## 提取文本
==*==
这个是Hinton关于RBM的pre-training的代码。
源代码网址:http://www.cs.toronto.edu/~hinton/MatlabForSciencePaper.html
%%%%%%%%%%%%%%rbm.m
epsilonw = 0.1; % Learning rate for weights
epsilonvb = 0.1; % Learning rate for biases of visible units
epsilonhb = 0.1; % Learning rate for biases of hidden units
weightcost = 0.0002;
initialmomentum = 0.5; %累积冲量
finalmomentum = 0.9;
[numcases numdims numbatches]=size(batchdata);
if restart ==1,
restart=0;
epoch=1;
% Initializing symmetric weights and biases.
==*==
## 所示材料

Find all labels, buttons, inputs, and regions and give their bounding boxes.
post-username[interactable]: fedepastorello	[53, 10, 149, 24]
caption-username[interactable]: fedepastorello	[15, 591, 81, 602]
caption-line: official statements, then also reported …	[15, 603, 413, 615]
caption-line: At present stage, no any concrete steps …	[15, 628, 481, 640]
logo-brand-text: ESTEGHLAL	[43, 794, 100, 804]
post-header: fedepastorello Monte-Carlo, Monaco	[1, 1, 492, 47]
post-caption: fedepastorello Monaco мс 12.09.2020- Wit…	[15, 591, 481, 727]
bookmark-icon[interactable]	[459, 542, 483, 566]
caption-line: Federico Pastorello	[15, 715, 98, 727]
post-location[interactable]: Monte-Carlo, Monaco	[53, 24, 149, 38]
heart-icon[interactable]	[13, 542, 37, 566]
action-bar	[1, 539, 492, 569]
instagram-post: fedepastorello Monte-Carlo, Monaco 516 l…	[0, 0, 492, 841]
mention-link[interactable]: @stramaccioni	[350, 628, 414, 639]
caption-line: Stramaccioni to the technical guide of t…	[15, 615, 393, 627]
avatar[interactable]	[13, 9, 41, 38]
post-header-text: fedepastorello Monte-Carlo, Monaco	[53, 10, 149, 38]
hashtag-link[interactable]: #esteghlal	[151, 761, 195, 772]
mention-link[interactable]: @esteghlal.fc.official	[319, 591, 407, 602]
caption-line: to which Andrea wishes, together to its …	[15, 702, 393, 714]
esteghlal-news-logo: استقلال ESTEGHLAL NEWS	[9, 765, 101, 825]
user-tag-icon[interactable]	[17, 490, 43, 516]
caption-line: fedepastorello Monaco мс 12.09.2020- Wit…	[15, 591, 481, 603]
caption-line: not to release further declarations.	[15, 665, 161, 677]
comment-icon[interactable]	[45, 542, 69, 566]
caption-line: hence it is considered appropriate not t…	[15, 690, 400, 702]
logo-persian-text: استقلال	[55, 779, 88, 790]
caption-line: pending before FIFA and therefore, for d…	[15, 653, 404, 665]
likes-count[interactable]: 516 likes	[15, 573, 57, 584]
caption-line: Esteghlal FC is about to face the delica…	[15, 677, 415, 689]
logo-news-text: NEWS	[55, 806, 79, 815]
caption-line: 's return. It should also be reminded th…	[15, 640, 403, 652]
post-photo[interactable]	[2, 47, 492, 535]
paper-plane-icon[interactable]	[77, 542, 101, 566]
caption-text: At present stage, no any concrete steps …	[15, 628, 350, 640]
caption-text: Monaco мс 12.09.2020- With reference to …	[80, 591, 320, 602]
==*==
把上面关于RBM预训练代码的文本从头到尾逐字抄写一遍。

这个是Hinton关于RBM的pre-training的代码。
源代码网址:http://www.cs.toronto.edu/~hinton/MatlabForSciencePaper.html
%%%%%%%%%%%%%%rbm.m
epsilonw = 0.1; % Learning rate for weights
epsilonvb = 0.1; % Learning rate for biases of visible units
epsilonhb = 0.1; % Learning rate for biases of hidden units
weightcost = 0.0002;
initialmomentum = 0.5; %累积冲量
finalmomentum = 0.9;
[numcases numdims numbatches]=size(batchdata);
if restart ==1,
restart=0;
epoch=1;
% Initializing symmetric weights and biases.